AIM →
Skip all pictures, then print the remaining material exactly.

Figure record listings:
====================

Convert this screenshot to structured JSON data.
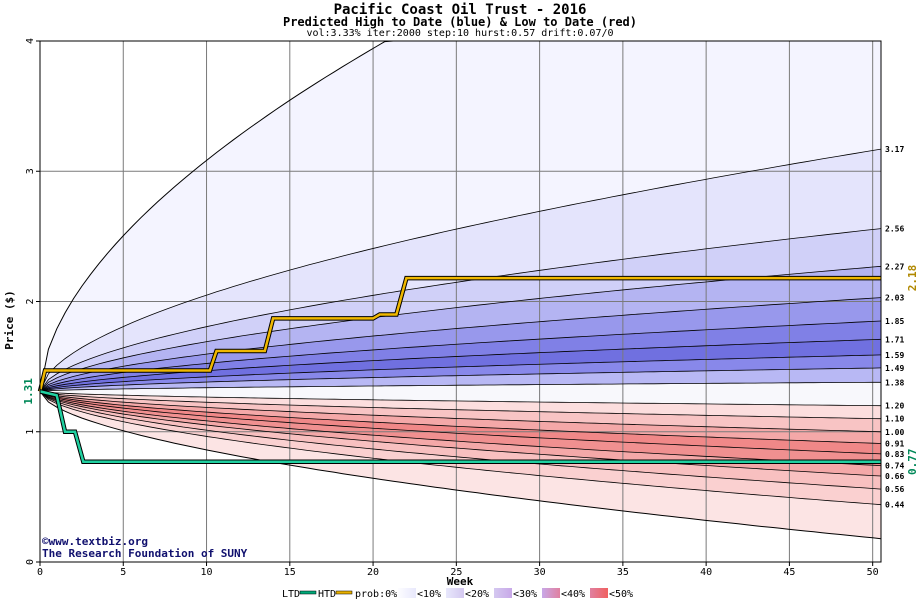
{
  "chart_data": {
    "type": "area",
    "title": "Pacific Coast Oil Trust - 2016",
    "subtitle": "Predicted High to Date (blue) &  Low to Date (red)",
    "params": "vol:3.33% iter:2000 step:10 hurst:0.57 drift:0.07/0",
    "xlabel": "Week",
    "ylabel": "Price ($)",
    "xlim": [
      0,
      50.5
    ],
    "ylim": [
      0,
      4
    ],
    "x_ticks": [
      0,
      5,
      10,
      15,
      20,
      25,
      30,
      35,
      40,
      45,
      50
    ],
    "y_ticks": [
      0,
      1,
      2,
      3,
      4
    ],
    "grid": true,
    "start_price": 1.31,
    "start_label": "1.31",
    "high_quantiles": [
      3.17,
      2.56,
      2.27,
      2.03,
      1.85,
      1.71,
      1.59,
      1.49,
      1.38
    ],
    "low_quantiles": [
      1.2,
      1.1,
      1.0,
      0.91,
      0.83,
      0.74,
      0.66,
      0.56,
      0.44
    ],
    "right_labels": [
      "3.17",
      "2.56",
      "2.27",
      "2.03",
      "1.85",
      "1.71",
      "1.59",
      "1.49",
      "1.38",
      "1.20",
      "1.10",
      "1.00",
      "0.91",
      "0.83",
      "0.74",
      "0.66",
      "0.56",
      "0.44"
    ],
    "high_to_date": {
      "name": "HTD",
      "label": "2.18",
      "color": "#c89a00",
      "points": [
        [
          0,
          1.31
        ],
        [
          0.3,
          1.47
        ],
        [
          10.2,
          1.47
        ],
        [
          10.6,
          1.62
        ],
        [
          13.5,
          1.62
        ],
        [
          14,
          1.87
        ],
        [
          20,
          1.87
        ],
        [
          20.4,
          1.9
        ],
        [
          21.4,
          1.9
        ],
        [
          22,
          2.18
        ],
        [
          50.5,
          2.18
        ]
      ]
    },
    "low_to_date": {
      "name": "LTD",
      "label": "0.77",
      "color": "#00a878",
      "points": [
        [
          0,
          1.31
        ],
        [
          1,
          1.28
        ],
        [
          1.5,
          1.0
        ],
        [
          2.1,
          1.0
        ],
        [
          2.6,
          0.77
        ],
        [
          50.5,
          0.77
        ]
      ]
    },
    "band_colors": {
      "blue": [
        "#f4f4ff",
        "#e4e4fc",
        "#d0d0f8",
        "#b4b4f2",
        "#9898ec",
        "#8080e6",
        "#7070e0",
        "#8888ea",
        "#b8b8f4"
      ],
      "red": [
        "#fce4e4",
        "#fad0d0",
        "#f8c0c0",
        "#f4a8a8",
        "#f09090",
        "#f08888",
        "#f4a8a8",
        "#f8c4c4",
        "#fcdede"
      ]
    }
  },
  "credit": {
    "site": "©www.textbiz.org",
    "org": "The Research Foundation of SUNY"
  },
  "legend": {
    "ltd": "LTD",
    "htd": "HTD",
    "prob": "prob:0%",
    "items": [
      "<10%",
      "<20%",
      "<30%",
      "<40%",
      "<50%"
    ],
    "swatch_colors": [
      "#fdfdff",
      "#e8e8fc",
      "#d4c8f0",
      "#c8a8e8",
      "#e080a0",
      "#f06060"
    ]
  }
}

====================

RESPONSE TO THIS EXERCISE →
Convert this screenshot to structured JSON data.
{
  "chart_data": {
    "type": "area",
    "title": "Pacific Coast Oil Trust - 2016",
    "subtitle": "Predicted High to Date (blue) &  Low to Date (red)",
    "params": "vol:3.33% iter:2000 step:10 hurst:0.57 drift:0.07/0",
    "xlabel": "Week",
    "ylabel": "Price ($)",
    "xlim": [
      0,
      50.5
    ],
    "ylim": [
      0,
      4
    ],
    "x_ticks": [
      0,
      5,
      10,
      15,
      20,
      25,
      30,
      35,
      40,
      45,
      50
    ],
    "y_ticks": [
      0,
      1,
      2,
      3,
      4
    ],
    "grid": true,
    "start_price": 1.31,
    "start_label": "1.31",
    "high_quantiles": [
      3.17,
      2.56,
      2.27,
      2.03,
      1.85,
      1.71,
      1.59,
      1.49,
      1.38
    ],
    "low_quantiles": [
      1.2,
      1.1,
      1.0,
      0.91,
      0.83,
      0.74,
      0.66,
      0.56,
      0.44
    ],
    "right_labels": [
      "3.17",
      "2.56",
      "2.27",
      "2.03",
      "1.85",
      "1.71",
      "1.59",
      "1.49",
      "1.38",
      "1.20",
      "1.10",
      "1.00",
      "0.91",
      "0.83",
      "0.74",
      "0.66",
      "0.56",
      "0.44"
    ],
    "high_to_date": {
      "name": "HTD",
      "label": "2.18",
      "color": "#c89a00",
      "points": [
        [
          0,
          1.31
        ],
        [
          0.3,
          1.47
        ],
        [
          10.2,
          1.47
        ],
        [
          10.6,
          1.62
        ],
        [
          13.5,
          1.62
        ],
        [
          14,
          1.87
        ],
        [
          20,
          1.87
        ],
        [
          20.4,
          1.9
        ],
        [
          21.4,
          1.9
        ],
        [
          22,
          2.18
        ],
        [
          50.5,
          2.18
        ]
      ]
    },
    "low_to_date": {
      "name": "LTD",
      "label": "0.77",
      "color": "#00a878",
      "points": [
        [
          0,
          1.31
        ],
        [
          1,
          1.28
        ],
        [
          1.5,
          1.0
        ],
        [
          2.1,
          1.0
        ],
        [
          2.6,
          0.77
        ],
        [
          50.5,
          0.77
        ]
      ]
    },
    "band_colors": {
      "blue": [
        "#f4f4ff",
        "#e4e4fc",
        "#d0d0f8",
        "#b4b4f2",
        "#9898ec",
        "#8080e6",
        "#7070e0",
        "#8888ea",
        "#b8b8f4"
      ],
      "red": [
        "#fce4e4",
        "#fad0d0",
        "#f8c0c0",
        "#f4a8a8",
        "#f09090",
        "#f08888",
        "#f4a8a8",
        "#f8c4c4",
        "#fcdede"
      ]
    }
  },
  "credit": {
    "site": "©www.textbiz.org",
    "org": "The Research Foundation of SUNY"
  },
  "legend": {
    "ltd": "LTD",
    "htd": "HTD",
    "prob": "prob:0%",
    "items": [
      "<10%",
      "<20%",
      "<30%",
      "<40%",
      "<50%"
    ],
    "swatch_colors": [
      "#fdfdff",
      "#e8e8fc",
      "#d4c8f0",
      "#c8a8e8",
      "#e080a0",
      "#f06060"
    ]
  }
}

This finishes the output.